Proszę wznowić zamieszczony niżej wątek komentarzy o spornym drzewie i wstrzymanej budowie ulicy, dopisując kolejne wpisy po ostatnim z nich.

- Dokument źródłowy
↓↓↓

# Koza 14.03.2013 11:10 |
|
Korowaj ma racje chcą wyłudzić kasę na ekspertyzy które pewnie sami zrobią!
|
# Darek 14.03.2013 11:17 |
|
Panie Marcinie niech Pan odpali swój ten zielony wojskowy samochód i wyrwie te jedne problematyczne drzewo i będzie spokuj. Nie będą nam tu ekolodzy pluć w twarz i ulicy nam blokować. :D
|
# wyborca 14.03.2013 11:21 |
|
#Koza napisał(a) 14.03.2013 11:10 Korowaj ma racje chcą wyłudzić kasę na ekspertyzy które pewnie sami zrobią! Cała prawda o blokowaniu tej budowy przez tych ekologów - chcą kasy... |
# waw 14.03.2013 11:51 |
|
Radni mają rację!
|
# Mariusz 14.03.2013 12:20 |
|
Radny Korowaj ma racje. Niech ktoś się weźmie wreszcie za tych pseudoekologów którzy dla pieniędzy zablokują nawet najbardziej pożyteczną inicjatywę.
|
# mieszkaniec osiedla 14.03.2013 14:25 |
|
Kochani ma ktoś może piłę to byśmy ścieli to drzewo! A tych baranów ekologów jawnych wyłudzaczy pieniędzy proponuję przywiązać do tego drzew i zrobić im spływ Wisła jak tylko ich woda orzeźwi może zrozumieją czym jest męka ludzka spowodowana jazdą po takim szambie bo ulicą tego nazwać nie można - męką dzień w dzień..
|
# many many dla eko 14.03.2013 17:36 |
|
albo oni ci z eko są na usługach Ratusza / Panowie z eko zróbcie coś aby nie budować tej drogi a Urząd wobec mieszkańców byłby usprawiedliwiony/ albo czekają na kasę - będzie kasa - wycofamy zarzuty
|
# Ziuuuuuu 14.03.2013 21:16 |
|
Oj tam, oj tam - wstrzyknąć trochę Round-up-u i po sprawie...
|
# lol 15.03.2013 08:19 |
|
W nocy powinni mieszkancy to jedno drzewo zciac i bedzie po sprawie.

↑↑↑

- Blok danych
↓↓↓

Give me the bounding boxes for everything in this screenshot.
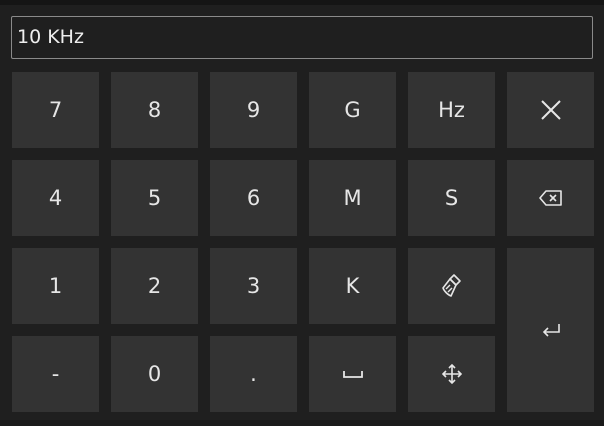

↑↑↑

- Odpowiedź poniżej
|
# Normalny! 15.03.2013 10:29 |
|
EKOGEJOTERRORYZM
|
# Krzysztof 15.03.2013 11:06 |
|
W Polsce niestety ekolodzy wsławili się złymi akcjami: np. blokowanie budowy A4 w korytarzu zarezerwowanym 60 lat wcześniej albo wyłudzeniem grubych pieniędzy za odstąpienie w majestacie prawa od blokowania inwestycji, jak było w przypadku budowy C.H. Arkadia. Ale za to nie da się w godz. szczytu przejechać ul. Andersa, mimo że jest tam od 60 lat zarezerwowane miejsce na 2 jezdnię, a stolica nie ma obwodnic, jakie ma i Łódź, i Wrocław, i Poznań, i Katowice, nie mówiąc o miastach jak Berlin czy Monachium, gdzie komunikacja miejska na- i podziemna jest tak dobra, że nie ma potrzeby używania auta. Poza tym ekolodzy pomagają w inwestycjach, a nie blokują ich. Szantaż i korupcja nie funkcjonują. Za to koegzystencja pieszych i rowerzystów nie opiera się, jak u nas, na prawie silniejszego... Podobnie koegzystencja rowerzystów i aut...
|
# kaa 15.03.2013 12:13 |
|
urząd skarbowy powinien przyjzec sie dochodom jawnym i niejawnym tych pseudo ekologów. Dla jasnosci jestem za zrównoważoną ekologią.
|
# ted 15.03.2013 13:54 |
|
A po co wycinać to drzewo? Przecież na zdjęciu wyraźnie widać, że miejsca na jezdnię jest dosyć. Chyba, że to ma być autostrada. Czy nikt w tym mieście juz nie myśli? Dobrze, że znalazł się ktoś, kto się tym zajął.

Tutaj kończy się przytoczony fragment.